* _Input data_
•••••

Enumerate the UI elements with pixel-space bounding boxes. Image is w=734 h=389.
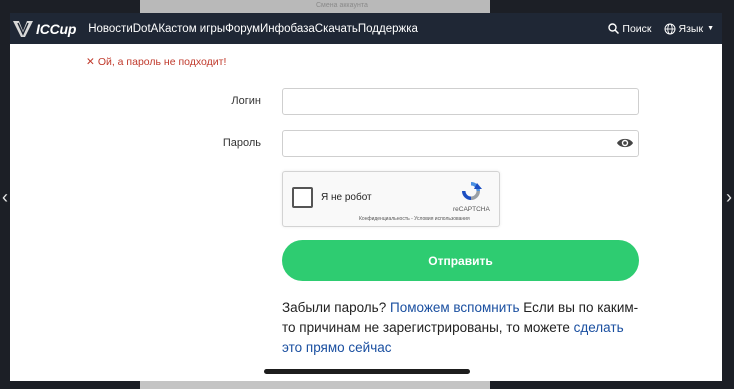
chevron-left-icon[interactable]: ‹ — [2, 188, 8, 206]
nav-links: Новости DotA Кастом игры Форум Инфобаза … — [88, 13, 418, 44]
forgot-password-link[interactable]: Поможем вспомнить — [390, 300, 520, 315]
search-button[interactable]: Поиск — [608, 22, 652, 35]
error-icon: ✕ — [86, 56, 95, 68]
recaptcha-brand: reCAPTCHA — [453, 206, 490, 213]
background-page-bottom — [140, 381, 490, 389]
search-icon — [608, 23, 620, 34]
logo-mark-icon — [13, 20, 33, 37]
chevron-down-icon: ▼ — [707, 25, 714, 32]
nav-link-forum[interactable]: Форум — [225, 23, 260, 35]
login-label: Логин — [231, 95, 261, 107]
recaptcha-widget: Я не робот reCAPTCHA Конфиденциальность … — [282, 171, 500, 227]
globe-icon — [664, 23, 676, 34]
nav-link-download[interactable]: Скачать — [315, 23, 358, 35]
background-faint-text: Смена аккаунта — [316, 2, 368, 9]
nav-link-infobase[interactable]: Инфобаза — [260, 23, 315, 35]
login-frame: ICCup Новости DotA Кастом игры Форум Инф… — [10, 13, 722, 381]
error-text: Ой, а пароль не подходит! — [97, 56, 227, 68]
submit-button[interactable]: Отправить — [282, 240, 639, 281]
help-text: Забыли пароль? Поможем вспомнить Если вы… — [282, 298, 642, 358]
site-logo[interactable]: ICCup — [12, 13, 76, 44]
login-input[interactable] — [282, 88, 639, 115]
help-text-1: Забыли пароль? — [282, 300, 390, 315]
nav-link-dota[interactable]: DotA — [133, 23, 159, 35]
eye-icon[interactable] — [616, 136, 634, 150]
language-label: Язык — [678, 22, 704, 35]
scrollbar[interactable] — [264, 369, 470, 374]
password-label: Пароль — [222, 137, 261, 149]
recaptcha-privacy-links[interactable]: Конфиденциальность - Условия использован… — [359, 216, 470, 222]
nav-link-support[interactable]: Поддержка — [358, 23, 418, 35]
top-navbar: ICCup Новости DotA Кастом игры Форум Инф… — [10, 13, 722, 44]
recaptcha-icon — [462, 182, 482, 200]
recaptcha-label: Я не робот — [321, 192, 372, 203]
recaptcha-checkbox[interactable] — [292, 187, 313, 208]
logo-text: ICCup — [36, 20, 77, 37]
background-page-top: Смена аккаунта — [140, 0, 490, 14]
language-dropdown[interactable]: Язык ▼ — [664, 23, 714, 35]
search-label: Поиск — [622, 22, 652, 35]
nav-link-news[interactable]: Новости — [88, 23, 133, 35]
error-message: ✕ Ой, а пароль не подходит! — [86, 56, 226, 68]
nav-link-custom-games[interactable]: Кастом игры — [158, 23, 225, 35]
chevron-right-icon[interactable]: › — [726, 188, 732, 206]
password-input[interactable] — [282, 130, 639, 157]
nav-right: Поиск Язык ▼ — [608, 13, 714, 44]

•••••

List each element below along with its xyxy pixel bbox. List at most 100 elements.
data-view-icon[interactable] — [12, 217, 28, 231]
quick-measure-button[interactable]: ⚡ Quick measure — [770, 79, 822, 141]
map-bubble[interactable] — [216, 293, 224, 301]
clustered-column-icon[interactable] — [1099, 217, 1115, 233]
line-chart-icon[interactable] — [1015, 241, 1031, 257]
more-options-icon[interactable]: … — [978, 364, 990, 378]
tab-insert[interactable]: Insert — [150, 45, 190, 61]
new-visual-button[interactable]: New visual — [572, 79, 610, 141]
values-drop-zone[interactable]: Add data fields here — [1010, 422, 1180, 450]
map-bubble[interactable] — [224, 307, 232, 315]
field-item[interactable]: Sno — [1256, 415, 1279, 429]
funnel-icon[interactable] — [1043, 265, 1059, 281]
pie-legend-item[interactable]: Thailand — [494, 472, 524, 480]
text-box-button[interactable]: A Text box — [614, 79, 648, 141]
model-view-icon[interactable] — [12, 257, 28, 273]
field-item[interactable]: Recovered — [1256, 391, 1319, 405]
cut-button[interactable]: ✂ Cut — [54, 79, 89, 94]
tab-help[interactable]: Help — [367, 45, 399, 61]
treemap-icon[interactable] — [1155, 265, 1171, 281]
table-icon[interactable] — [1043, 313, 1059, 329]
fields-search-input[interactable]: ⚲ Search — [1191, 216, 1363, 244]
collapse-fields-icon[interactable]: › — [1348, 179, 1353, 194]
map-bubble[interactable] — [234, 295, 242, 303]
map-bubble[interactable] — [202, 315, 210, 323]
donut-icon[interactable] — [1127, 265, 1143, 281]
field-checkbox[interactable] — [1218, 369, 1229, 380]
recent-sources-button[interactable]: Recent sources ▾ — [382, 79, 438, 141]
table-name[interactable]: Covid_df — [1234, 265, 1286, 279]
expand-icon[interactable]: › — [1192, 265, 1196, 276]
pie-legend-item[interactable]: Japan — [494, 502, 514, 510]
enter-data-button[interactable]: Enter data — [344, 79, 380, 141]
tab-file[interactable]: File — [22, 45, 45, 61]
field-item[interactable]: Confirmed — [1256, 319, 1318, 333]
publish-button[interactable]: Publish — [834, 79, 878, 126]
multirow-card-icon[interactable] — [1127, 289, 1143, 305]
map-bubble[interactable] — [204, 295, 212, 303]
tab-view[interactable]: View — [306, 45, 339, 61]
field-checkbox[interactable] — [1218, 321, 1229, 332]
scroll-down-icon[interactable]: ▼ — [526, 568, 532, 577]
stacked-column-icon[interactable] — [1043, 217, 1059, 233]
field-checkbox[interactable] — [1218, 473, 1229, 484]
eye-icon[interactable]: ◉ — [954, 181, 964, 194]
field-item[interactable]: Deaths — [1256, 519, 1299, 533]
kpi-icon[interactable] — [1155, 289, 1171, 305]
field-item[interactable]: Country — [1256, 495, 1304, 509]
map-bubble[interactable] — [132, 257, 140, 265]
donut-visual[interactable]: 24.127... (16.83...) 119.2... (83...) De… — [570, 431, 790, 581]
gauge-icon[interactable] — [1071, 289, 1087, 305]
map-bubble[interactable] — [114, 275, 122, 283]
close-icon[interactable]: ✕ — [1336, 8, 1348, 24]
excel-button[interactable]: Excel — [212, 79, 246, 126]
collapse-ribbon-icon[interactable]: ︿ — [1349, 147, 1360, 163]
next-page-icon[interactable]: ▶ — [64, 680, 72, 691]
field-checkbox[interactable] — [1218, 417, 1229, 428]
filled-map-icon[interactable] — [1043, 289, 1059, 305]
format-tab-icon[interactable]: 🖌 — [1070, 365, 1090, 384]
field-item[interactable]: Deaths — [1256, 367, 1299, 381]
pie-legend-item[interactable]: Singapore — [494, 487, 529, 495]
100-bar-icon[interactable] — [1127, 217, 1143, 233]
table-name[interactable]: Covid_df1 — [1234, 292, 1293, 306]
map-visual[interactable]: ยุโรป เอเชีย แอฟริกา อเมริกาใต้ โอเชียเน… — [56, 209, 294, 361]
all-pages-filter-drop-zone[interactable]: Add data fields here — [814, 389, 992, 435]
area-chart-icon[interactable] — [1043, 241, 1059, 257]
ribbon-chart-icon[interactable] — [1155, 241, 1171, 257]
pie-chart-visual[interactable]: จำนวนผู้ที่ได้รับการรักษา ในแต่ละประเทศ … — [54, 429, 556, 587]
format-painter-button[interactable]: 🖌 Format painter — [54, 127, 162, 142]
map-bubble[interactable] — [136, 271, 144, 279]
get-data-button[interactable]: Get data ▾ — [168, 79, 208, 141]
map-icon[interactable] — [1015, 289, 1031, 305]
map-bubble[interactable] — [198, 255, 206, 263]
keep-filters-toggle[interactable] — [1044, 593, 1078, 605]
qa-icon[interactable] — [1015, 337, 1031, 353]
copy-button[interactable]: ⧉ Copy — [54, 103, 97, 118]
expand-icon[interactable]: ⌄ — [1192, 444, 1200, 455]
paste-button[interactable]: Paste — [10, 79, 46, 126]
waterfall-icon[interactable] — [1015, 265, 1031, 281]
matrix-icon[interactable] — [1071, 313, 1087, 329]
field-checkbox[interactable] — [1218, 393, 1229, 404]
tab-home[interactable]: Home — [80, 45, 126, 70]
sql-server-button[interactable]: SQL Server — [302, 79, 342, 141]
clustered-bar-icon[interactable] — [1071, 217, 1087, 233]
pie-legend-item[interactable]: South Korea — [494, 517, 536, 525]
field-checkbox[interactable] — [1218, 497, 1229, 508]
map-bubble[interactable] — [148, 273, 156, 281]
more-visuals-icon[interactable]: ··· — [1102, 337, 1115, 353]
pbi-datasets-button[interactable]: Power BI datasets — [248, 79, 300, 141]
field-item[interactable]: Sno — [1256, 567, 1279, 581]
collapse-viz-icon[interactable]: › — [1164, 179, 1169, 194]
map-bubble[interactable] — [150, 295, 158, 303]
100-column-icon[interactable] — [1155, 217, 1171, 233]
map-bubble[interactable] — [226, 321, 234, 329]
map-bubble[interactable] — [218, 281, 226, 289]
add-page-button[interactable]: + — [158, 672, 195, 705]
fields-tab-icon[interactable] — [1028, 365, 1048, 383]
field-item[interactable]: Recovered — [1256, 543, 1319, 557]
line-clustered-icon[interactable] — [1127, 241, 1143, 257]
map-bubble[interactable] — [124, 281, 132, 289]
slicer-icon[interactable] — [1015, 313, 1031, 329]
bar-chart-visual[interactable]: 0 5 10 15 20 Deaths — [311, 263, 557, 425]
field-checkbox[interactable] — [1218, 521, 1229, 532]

•••••

* _Task instructions_
Render the part of the material above that opens with the line containing "chevron-left-icon[interactable]: ‹ —" and closes with the line containing "nav-link-support[interactable]: Поддержка —" as a Markdown table, with columns named Row and Entry. Number each line in the Row column, put the line itself in the Entry column, and leave out any blank lines.

* _Exercise output_
| Row | Entry |
|---|---|
| 1 | chevron-left-icon[interactable]: ‹ — [2, 188, 8, 206] |
| 2 | nav-links: Новости DotA Кастом игры Форум Инфобаза … — [88, 13, 418, 44] |
| 3 | forgot-password-link[interactable]: Поможем вспомнить — [390, 300, 520, 315] |
| 4 | search-button[interactable]: Поиск — [608, 22, 652, 35] |
| 5 | error-icon: ✕ — [86, 56, 95, 68] |
| 6 | recaptcha-brand: reCAPTCHA — [453, 206, 490, 213] |
| 7 | background-page-bottom — [140, 381, 490, 389] |
| 8 | search-icon — [608, 23, 620, 34] |
| 9 | logo-mark-icon — [13, 20, 33, 37] |
| 10 | chevron-down-icon: ▼ — [707, 25, 714, 32] |
| 11 | nav-link-forum[interactable]: Форум — [225, 23, 260, 35] |
| 12 | login-label: Логин — [231, 95, 261, 107] |
| 13 | recaptcha-widget: Я не робот reCAPTCHA Конфиденциальность … — [282, 171, 500, 227] |
| 14 | globe-icon — [664, 23, 676, 34] |
| 15 | nav-link-download[interactable]: Скачать — [315, 23, 358, 35] |
| 16 | background-faint-text: Смена аккаунта — [316, 2, 368, 9] |
| 17 | nav-link-infobase[interactable]: Инфобаза — [260, 23, 315, 35] |
| 18 | login-frame: ICCup Новости DotA Кастом игры Форум Инф… — [10, 13, 722, 381] |
| 19 | error-text: Ой, а пароль не подходит! — [97, 56, 227, 68] |
| 20 | submit-button[interactable]: Отправить — [282, 240, 639, 281] |
| 21 | help-text: Забыли пароль? Поможем вспомнить Если вы… — [282, 298, 642, 358] |
| 22 | site-logo[interactable]: ICCup — [12, 13, 76, 44] |
| 23 | login-input[interactable] — [282, 88, 639, 115] |
| 24 | help-text-1: Забыли пароль? — [282, 300, 390, 315] |
| 25 | nav-link-dota[interactable]: DotA — [133, 23, 159, 35] |
| 26 | eye-icon[interactable] — [616, 136, 634, 150] |
| 27 | language-label: Язык — [678, 22, 704, 35] |
| 28 | scrollbar[interactable] — [264, 369, 470, 374] |
| 29 | password-label: Пароль — [222, 137, 261, 149] |
| 30 | recaptcha-privacy-links[interactable]: Конфиденциальность - Условия использован… — [359, 216, 470, 222] |
| 31 | nav-link-support[interactable]: Поддержка — [358, 23, 418, 35] |